⟨

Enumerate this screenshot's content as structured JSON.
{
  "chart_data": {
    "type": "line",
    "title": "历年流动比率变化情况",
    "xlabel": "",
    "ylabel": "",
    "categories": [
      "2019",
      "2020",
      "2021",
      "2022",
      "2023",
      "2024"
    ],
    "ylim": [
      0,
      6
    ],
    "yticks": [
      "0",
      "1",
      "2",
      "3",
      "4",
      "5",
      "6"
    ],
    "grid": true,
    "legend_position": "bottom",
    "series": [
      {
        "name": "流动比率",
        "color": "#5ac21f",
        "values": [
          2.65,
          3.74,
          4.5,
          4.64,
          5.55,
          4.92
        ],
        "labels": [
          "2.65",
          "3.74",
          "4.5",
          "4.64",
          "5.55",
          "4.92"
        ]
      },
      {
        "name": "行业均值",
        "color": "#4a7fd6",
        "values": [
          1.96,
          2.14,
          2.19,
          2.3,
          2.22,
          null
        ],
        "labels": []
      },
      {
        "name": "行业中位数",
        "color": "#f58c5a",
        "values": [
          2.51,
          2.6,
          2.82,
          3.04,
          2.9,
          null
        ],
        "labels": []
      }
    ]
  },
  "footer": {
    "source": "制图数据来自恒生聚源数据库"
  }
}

⟩
⟨

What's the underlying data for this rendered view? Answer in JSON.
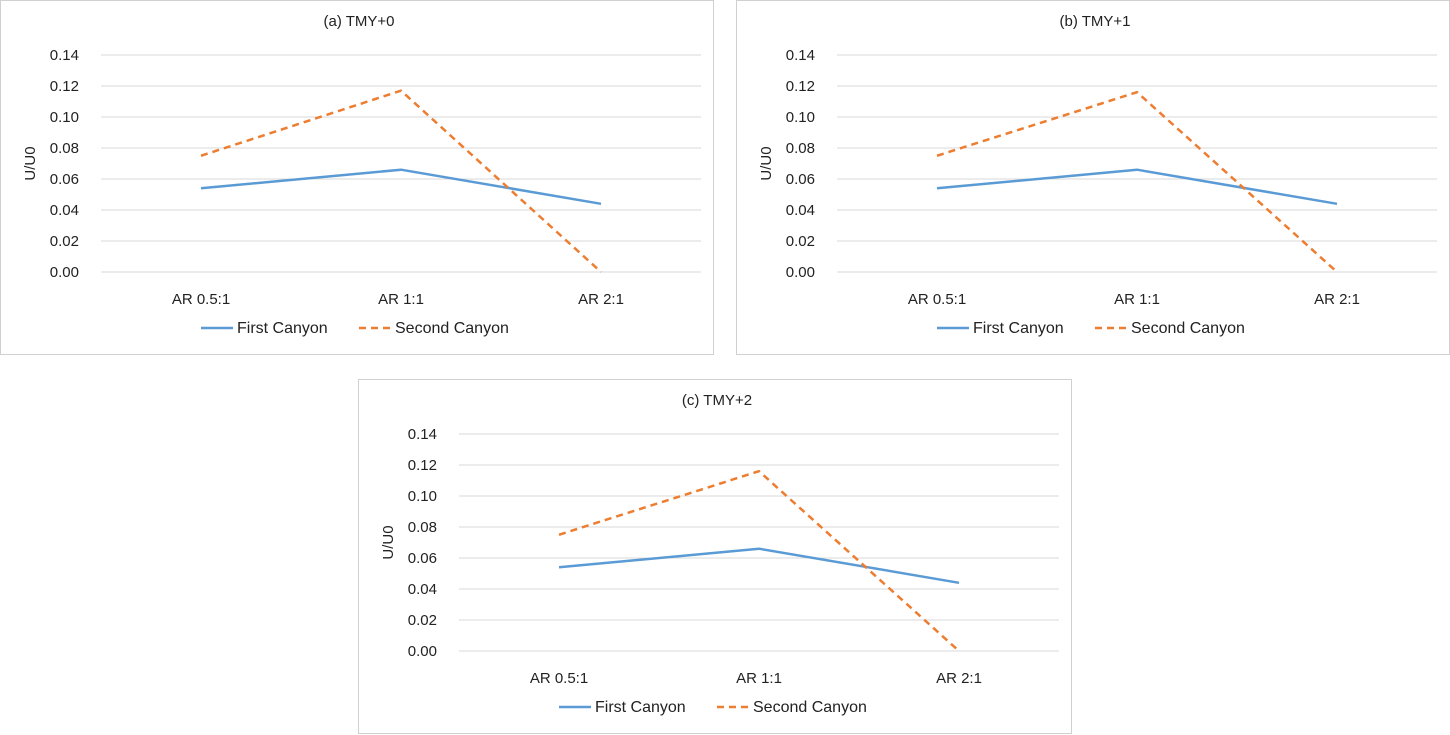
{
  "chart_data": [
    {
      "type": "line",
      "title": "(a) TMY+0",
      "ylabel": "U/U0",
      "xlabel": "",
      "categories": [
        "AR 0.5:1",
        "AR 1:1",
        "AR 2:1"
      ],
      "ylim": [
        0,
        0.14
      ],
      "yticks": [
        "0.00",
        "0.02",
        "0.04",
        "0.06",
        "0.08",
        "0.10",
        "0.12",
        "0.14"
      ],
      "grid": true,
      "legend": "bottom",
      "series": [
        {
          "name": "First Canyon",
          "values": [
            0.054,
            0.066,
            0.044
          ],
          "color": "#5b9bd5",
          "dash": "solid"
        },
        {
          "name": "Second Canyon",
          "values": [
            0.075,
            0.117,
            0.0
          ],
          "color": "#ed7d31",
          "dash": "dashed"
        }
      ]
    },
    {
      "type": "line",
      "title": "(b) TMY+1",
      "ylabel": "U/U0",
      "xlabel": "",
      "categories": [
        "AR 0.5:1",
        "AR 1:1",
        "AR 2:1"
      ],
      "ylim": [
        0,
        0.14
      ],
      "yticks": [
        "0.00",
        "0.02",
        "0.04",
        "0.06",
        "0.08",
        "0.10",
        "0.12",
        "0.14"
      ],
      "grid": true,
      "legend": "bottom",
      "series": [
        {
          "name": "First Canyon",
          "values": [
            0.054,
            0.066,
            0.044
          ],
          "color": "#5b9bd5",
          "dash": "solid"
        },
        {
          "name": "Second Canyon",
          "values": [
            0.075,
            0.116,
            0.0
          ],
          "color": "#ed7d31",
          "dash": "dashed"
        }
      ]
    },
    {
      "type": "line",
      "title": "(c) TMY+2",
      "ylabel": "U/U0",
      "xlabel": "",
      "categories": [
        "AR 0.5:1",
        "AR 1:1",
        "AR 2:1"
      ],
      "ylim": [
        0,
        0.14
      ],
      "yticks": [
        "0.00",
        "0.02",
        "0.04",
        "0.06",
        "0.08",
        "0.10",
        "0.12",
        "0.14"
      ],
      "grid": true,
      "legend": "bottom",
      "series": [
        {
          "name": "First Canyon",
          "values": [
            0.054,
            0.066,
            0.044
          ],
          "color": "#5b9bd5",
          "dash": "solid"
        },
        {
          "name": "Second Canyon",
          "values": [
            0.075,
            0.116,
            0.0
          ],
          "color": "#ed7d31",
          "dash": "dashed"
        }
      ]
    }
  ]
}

⟩
⟨

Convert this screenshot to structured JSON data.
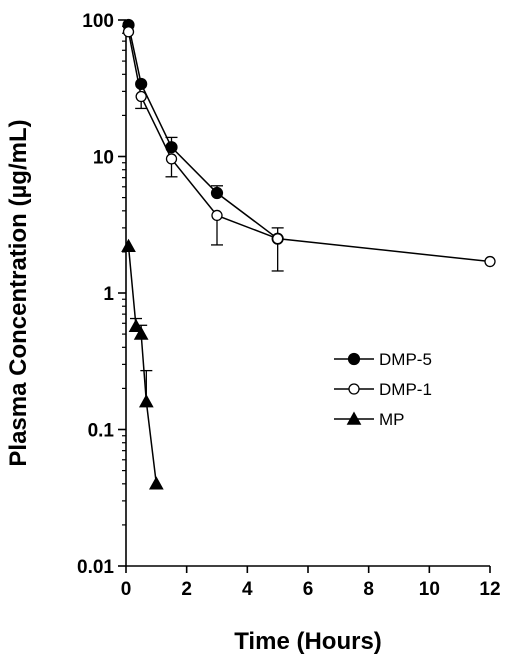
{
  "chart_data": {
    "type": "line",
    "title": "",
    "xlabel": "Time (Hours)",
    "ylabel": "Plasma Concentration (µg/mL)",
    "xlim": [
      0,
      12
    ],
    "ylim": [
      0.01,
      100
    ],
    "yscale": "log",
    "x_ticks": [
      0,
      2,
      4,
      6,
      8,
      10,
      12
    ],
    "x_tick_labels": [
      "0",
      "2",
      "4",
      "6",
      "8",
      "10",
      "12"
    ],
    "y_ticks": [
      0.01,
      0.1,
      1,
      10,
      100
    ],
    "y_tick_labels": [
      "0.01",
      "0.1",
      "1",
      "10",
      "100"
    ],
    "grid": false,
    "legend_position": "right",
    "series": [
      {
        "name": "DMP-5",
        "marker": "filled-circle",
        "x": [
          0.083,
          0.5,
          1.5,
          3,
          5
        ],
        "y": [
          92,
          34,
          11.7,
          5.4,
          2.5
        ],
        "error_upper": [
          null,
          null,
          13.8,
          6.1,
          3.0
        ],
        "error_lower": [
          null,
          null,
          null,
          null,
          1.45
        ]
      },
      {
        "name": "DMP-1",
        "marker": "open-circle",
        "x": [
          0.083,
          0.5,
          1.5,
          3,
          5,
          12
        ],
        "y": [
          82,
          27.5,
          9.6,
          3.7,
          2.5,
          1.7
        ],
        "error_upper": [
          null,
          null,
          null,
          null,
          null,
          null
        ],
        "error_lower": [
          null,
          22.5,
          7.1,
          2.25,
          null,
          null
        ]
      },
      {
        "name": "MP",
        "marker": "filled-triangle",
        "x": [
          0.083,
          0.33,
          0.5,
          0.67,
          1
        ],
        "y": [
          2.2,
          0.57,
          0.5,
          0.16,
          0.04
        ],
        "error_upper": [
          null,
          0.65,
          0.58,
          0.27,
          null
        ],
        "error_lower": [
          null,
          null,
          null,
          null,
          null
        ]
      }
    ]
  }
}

⟩

■ **EXERCISE AIM**
Look through the entries and find each line that has the string "title". Copy those lines.

■ **CORRECT OUTPUT**
    "title": "历年流动比率变化情况",
      "title": "(a) TMY+0",
      "title": "(b) TMY+1",
      "title": "(c) TMY+2",
    "title": "",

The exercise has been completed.